● **Records provided**:
---

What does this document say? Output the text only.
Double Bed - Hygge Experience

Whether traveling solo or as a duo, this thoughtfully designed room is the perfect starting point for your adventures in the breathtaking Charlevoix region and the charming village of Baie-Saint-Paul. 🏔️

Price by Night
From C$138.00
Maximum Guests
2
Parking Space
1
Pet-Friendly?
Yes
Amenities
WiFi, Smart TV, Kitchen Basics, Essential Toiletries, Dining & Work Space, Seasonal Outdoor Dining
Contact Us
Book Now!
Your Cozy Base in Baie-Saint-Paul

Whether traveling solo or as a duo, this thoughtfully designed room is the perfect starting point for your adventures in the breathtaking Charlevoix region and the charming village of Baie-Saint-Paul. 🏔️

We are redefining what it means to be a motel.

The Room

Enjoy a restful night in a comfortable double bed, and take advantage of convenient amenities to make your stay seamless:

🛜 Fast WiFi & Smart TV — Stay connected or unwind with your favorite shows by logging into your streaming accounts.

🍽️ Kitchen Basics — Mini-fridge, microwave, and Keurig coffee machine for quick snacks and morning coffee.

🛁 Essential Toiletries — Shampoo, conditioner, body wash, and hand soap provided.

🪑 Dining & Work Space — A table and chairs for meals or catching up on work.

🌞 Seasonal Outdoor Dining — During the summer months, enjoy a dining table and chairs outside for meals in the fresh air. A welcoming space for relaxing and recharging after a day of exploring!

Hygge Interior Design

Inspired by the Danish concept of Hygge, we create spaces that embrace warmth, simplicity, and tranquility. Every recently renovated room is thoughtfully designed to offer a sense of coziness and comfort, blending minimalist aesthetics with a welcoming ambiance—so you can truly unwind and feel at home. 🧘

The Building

---

● **Given request**:
Read through the lines above and collect those that contain the string "Seasonal".

● **Solution to this task**:
WiFi, Smart TV, Kitchen Basics, Essential Toiletries, Dining & Work Space, Seasonal Outdoor Dining
🌞 Seasonal Outdoor Dining — During the summer months, enjoy a dining table and chairs outside for meals in the fresh air. A welcoming space for relaxing and recharging after a day of exploring!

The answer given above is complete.